*Job*
Here are some records; return them all exactly.

┌────────

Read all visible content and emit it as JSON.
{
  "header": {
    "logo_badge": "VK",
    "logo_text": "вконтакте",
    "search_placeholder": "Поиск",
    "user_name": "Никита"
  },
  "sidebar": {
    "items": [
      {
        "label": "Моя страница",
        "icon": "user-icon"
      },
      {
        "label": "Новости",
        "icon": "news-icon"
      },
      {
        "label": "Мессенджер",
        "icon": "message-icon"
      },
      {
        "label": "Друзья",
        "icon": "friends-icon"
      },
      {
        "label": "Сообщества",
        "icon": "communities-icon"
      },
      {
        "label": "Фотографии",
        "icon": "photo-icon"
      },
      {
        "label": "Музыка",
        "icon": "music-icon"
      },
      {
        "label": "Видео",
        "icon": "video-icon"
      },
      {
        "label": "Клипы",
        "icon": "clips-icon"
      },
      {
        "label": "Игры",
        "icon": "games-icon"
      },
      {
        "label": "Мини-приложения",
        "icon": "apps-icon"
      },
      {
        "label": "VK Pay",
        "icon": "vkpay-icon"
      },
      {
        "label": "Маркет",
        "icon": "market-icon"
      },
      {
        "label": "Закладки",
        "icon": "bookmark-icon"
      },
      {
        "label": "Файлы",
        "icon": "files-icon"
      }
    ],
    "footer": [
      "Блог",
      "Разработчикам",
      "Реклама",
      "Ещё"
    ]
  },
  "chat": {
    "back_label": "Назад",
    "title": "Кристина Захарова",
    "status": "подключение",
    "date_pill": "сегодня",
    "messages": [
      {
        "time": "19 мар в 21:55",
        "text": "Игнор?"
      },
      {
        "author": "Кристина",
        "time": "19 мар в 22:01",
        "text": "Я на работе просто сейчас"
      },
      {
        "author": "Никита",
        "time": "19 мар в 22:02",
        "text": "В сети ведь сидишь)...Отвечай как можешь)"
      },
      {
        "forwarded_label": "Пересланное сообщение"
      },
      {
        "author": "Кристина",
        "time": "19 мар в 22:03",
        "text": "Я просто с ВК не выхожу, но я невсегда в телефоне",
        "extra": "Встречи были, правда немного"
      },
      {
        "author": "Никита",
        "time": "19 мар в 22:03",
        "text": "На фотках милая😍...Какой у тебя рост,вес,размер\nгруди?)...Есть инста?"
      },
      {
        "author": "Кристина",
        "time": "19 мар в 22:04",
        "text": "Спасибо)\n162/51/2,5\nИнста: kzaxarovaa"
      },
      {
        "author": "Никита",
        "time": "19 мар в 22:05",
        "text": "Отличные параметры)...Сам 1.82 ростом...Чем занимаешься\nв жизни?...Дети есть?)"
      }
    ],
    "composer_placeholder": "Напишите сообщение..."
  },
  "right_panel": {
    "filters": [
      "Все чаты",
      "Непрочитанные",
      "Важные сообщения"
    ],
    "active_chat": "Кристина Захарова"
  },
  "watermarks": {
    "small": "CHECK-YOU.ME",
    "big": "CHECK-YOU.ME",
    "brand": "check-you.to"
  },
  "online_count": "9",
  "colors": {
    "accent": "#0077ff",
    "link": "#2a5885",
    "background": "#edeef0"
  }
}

└────────

*Task output*
Read all visible content and emit it as JSON.
{
  "header": {
    "logo_badge": "VK",
    "logo_text": "вконтакте",
    "search_placeholder": "Поиск",
    "user_name": "Никита"
  },
  "sidebar": {
    "items": [
      {
        "label": "Моя страница",
        "icon": "user-icon"
      },
      {
        "label": "Новости",
        "icon": "news-icon"
      },
      {
        "label": "Мессенджер",
        "icon": "message-icon"
      },
      {
        "label": "Друзья",
        "icon": "friends-icon"
      },
      {
        "label": "Сообщества",
        "icon": "communities-icon"
      },
      {
        "label": "Фотографии",
        "icon": "photo-icon"
      },
      {
        "label": "Музыка",
        "icon": "music-icon"
      },
      {
        "label": "Видео",
        "icon": "video-icon"
      },
      {
        "label": "Клипы",
        "icon": "clips-icon"
      },
      {
        "label": "Игры",
        "icon": "games-icon"
      },
      {
        "label": "Мини-приложения",
        "icon": "apps-icon"
      },
      {
        "label": "VK Pay",
        "icon": "vkpay-icon"
      },
      {
        "label": "Маркет",
        "icon": "market-icon"
      },
      {
        "label": "Закладки",
        "icon": "bookmark-icon"
      },
      {
        "label": "Файлы",
        "icon": "files-icon"
      }
    ],
    "footer": [
      "Блог",
      "Разработчикам",
      "Реклама",
      "Ещё"
    ]
  },
  "chat": {
    "back_label": "Назад",
    "title": "Кристина Захарова",
    "status": "подключение",
    "date_pill": "сегодня",
    "messages": [
      {
        "time": "19 мар в 21:55",
        "text": "Игнор?"
      },
      {
        "author": "Кристина",
        "time": "19 мар в 22:01",
        "text": "Я на работе просто сейчас"
      },
      {
        "author": "Никита",
        "time": "19 мар в 22:02",
        "text": "В сети ведь сидишь)...Отвечай как можешь)"
      },
      {
        "forwarded_label": "Пересланное сообщение"
      },
      {
        "author": "Кристина",
        "time": "19 мар в 22:03",
        "text": "Я просто с ВК не выхожу, но я невсегда в телефоне",
        "extra": "Встречи были, правда немного"
      },
      {
        "author": "Никита",
        "time": "19 мар в 22:03",
        "text": "На фотках милая😍...Какой у тебя рост,вес,размер\nгруди?)...Есть инста?"
      },
      {
        "author": "Кристина",
        "time": "19 мар в 22:04",
        "text": "Спасибо)\n162/51/2,5\nИнста: kzaxarovaa"
      },
      {
        "author": "Никита",
        "time": "19 мар в 22:05",
        "text": "Отличные параметры)...Сам 1.82 ростом...Чем занимаешься\nв жизни?...Дети есть?)"
      }
    ],
    "composer_placeholder": "Напишите сообщение..."
  },
  "right_panel": {
    "filters": [
      "Все чаты",
      "Непрочитанные",
      "Важные сообщения"
    ],
    "active_chat": "Кристина Захарова"
  },
  "watermarks": {
    "small": "CHECK-YOU.ME",
    "big": "CHECK-YOU.ME",
    "brand": "check-you.to"
  },
  "online_count": "9",
  "colors": {
    "accent": "#0077ff",
    "link": "#2a5885",
    "background": "#edeef0"
  }
}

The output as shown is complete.